## RECORDED INFORMATION
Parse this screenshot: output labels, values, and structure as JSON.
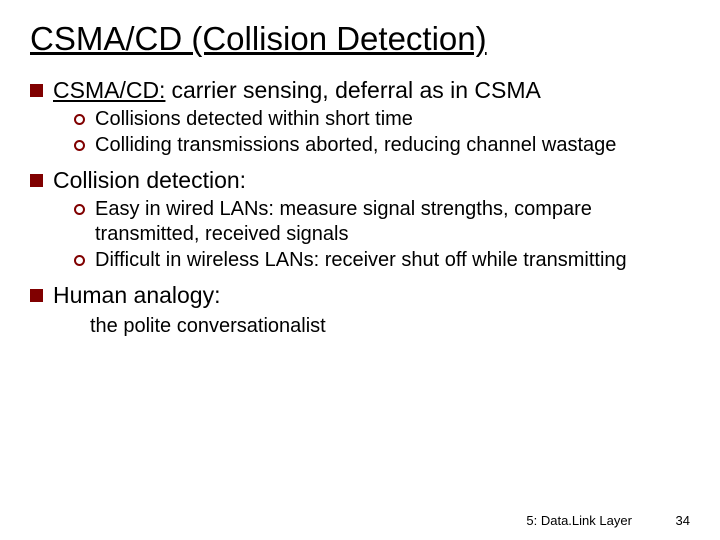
{
  "title": "CSMA/CD (Collision Detection)",
  "sections": [
    {
      "lead": "CSMA/CD:",
      "rest": "carrier sensing, deferral as in CSMA",
      "sub": [
        "Collisions detected within short time",
        "Colliding transmissions aborted, reducing channel wastage"
      ]
    },
    {
      "lead": "",
      "rest": "Collision detection:",
      "sub": [
        "Easy in wired LANs: measure signal strengths, compare transmitted, received signals",
        "Difficult in wireless LANs: receiver shut off while transmitting"
      ]
    },
    {
      "lead": "",
      "rest": "Human analogy:",
      "plain": "the polite conversationalist"
    }
  ],
  "footer": {
    "label": "5: Data.Link Layer",
    "page": "34"
  }
}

## TASK TO COMPLETE
Omit every picture, and otherwise quote the entries exactly.

## SOLUTION BELOW
Parse this screenshot: output labels, values, and structure as JSON.
{
  "title": "CSMA/CD (Collision Detection)",
  "sections": [
    {
      "lead": "CSMA/CD:",
      "rest": "carrier sensing, deferral as in CSMA",
      "sub": [
        "Collisions detected within short time",
        "Colliding transmissions aborted, reducing channel wastage"
      ]
    },
    {
      "lead": "",
      "rest": "Collision detection:",
      "sub": [
        "Easy in wired LANs: measure signal strengths, compare transmitted, received signals",
        "Difficult in wireless LANs: receiver shut off while transmitting"
      ]
    },
    {
      "lead": "",
      "rest": "Human analogy:",
      "plain": "the polite conversationalist"
    }
  ],
  "footer": {
    "label": "5: Data.Link Layer",
    "page": "34"
  }
}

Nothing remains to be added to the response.